Data excerpts
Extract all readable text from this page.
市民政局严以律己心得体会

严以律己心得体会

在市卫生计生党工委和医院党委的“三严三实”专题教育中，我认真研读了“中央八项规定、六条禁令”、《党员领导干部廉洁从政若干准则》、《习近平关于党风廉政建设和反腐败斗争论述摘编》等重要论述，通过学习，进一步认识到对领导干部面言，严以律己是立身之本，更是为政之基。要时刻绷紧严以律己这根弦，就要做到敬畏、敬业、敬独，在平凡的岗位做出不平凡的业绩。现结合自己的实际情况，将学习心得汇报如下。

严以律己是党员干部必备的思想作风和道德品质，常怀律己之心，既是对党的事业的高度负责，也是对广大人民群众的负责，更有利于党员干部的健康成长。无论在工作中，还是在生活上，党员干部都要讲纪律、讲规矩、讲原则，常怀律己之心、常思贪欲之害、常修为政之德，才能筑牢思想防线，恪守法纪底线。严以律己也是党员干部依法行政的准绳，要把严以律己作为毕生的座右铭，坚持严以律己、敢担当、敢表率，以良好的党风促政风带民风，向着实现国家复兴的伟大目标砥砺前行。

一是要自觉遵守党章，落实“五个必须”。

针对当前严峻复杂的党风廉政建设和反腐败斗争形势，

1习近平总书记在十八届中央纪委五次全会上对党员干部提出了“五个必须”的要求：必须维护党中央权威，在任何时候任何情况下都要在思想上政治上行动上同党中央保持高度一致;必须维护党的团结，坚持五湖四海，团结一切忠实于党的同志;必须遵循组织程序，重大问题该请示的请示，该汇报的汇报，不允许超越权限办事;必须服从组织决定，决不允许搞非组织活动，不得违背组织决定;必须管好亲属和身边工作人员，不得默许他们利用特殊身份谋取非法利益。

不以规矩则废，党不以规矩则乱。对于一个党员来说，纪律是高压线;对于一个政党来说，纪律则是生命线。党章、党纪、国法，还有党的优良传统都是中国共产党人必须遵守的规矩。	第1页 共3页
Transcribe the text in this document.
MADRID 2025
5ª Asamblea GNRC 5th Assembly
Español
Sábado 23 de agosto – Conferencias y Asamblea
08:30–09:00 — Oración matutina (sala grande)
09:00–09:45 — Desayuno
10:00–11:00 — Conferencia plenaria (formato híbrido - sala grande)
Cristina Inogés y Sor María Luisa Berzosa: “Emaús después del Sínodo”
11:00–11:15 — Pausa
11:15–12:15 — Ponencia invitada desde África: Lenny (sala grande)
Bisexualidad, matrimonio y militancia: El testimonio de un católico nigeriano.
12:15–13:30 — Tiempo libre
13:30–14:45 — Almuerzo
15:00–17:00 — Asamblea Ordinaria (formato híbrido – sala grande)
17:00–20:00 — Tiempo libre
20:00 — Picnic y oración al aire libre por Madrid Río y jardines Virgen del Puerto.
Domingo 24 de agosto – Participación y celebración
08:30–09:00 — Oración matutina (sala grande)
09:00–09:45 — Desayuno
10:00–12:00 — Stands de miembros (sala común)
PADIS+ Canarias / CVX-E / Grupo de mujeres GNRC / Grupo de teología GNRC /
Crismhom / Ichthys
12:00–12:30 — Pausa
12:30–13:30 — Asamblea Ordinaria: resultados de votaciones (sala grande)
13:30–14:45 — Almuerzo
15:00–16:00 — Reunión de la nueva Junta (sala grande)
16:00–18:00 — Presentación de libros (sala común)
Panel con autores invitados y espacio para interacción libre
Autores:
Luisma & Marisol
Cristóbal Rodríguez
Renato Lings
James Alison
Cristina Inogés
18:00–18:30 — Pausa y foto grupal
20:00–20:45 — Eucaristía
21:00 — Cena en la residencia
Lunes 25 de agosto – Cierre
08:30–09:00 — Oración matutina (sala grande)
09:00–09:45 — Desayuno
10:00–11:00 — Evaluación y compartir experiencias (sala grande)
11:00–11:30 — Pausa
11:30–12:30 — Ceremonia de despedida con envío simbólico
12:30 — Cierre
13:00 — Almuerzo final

GOAL
Exactly as shown, repeat every record.

EXERCISE SOLUTION
Extract all readable text from this page.
市民政局严以律己心得体会

严以律己心得体会

在市卫生计生党工委和医院党委的“三严三实”专题教育中，我认真研读了“中央八项规定、六条禁令”、《党员领导干部廉洁从政若干准则》、《习近平关于党风廉政建设和反腐败斗争论述摘编》等重要论述，通过学习，进一步认识到对领导干部面言，严以律己是立身之本，更是为政之基。要时刻绷紧严以律己这根弦，就要做到敬畏、敬业、敬独，在平凡的岗位做出不平凡的业绩。现结合自己的实际情况，将学习心得汇报如下。

严以律己是党员干部必备的思想作风和道德品质，常怀律己之心，既是对党的事业的高度负责，也是对广大人民群众的负责，更有利于党员干部的健康成长。无论在工作中，还是在生活上，党员干部都要讲纪律、讲规矩、讲原则，常怀律己之心、常思贪欲之害、常修为政之德，才能筑牢思想防线，恪守法纪底线。严以律己也是党员干部依法行政的准绳，要把严以律己作为毕生的座右铭，坚持严以律己、敢担当、敢表率，以良好的党风促政风带民风，向着实现国家复兴的伟大目标砥砺前行。

一是要自觉遵守党章，落实“五个必须”。

针对当前严峻复杂的党风廉政建设和反腐败斗争形势，

1习近平总书记在十八届中央纪委五次全会上对党员干部提出了“五个必须”的要求：必须维护党中央权威，在任何时候任何情况下都要在思想上政治上行动上同党中央保持高度一致;必须维护党的团结，坚持五湖四海，团结一切忠实于党的同志;必须遵循组织程序，重大问题该请示的请示，该汇报的汇报，不允许超越权限办事;必须服从组织决定，决不允许搞非组织活动，不得违背组织决定;必须管好亲属和身边工作人员，不得默许他们利用特殊身份谋取非法利益。

不以规矩则废，党不以规矩则乱。对于一个党员来说，纪律是高压线;对于一个政党来说，纪律则是生命线。党章、党纪、国法，还有党的优良传统都是中国共产党人必须遵守的规矩。	第1页 共3页
Transcribe the text in this document.
MADRID 2025
5ª Asamblea GNRC 5th Assembly
Español
Sábado 23 de agosto – Conferencias y Asamblea
08:30–09:00 — Oración matutina (sala grande)
09:00–09:45 — Desayuno
10:00–11:00 — Conferencia plenaria (formato híbrido - sala grande)
Cristina Inogés y Sor María Luisa Berzosa: “Emaús después del Sínodo”
11:00–11:15 — Pausa
11:15–12:15 — Ponencia invitada desde África: Lenny (sala grande)
Bisexualidad, matrimonio y militancia: El testimonio de un católico nigeriano.
12:15–13:30 — Tiempo libre
13:30–14:45 — Almuerzo
15:00–17:00 — Asamblea Ordinaria (formato híbrido – sala grande)
17:00–20:00 — Tiempo libre
20:00 — Picnic y oración al aire libre por Madrid Río y jardines Virgen del Puerto.
Domingo 24 de agosto – Participación y celebración
08:30–09:00 — Oración matutina (sala grande)
09:00–09:45 — Desayuno
10:00–12:00 — Stands de miembros (sala común)
PADIS+ Canarias / CVX-E / Grupo de mujeres GNRC / Grupo de teología GNRC /
Crismhom / Ichthys
12:00–12:30 — Pausa
12:30–13:30 — Asamblea Ordinaria: resultados de votaciones (sala grande)
13:30–14:45 — Almuerzo
15:00–16:00 — Reunión de la nueva Junta (sala grande)
16:00–18:00 — Presentación de libros (sala común)
Panel con autores invitados y espacio para interacción libre
Autores:
Luisma & Marisol
Cristóbal Rodríguez
Renato Lings
James Alison
Cristina Inogés
18:00–18:30 — Pausa y foto grupal
20:00–20:45 — Eucaristía
21:00 — Cena en la residencia
Lunes 25 de agosto – Cierre
08:30–09:00 — Oración matutina (sala grande)
09:00–09:45 — Desayuno
10:00–11:00 — Evaluación y compartir experiencias (sala grande)
11:00–11:30 — Pausa
11:30–12:30 — Ceremonia de despedida con envío simbólico
12:30 — Cierre
13:00 — Almuerzo final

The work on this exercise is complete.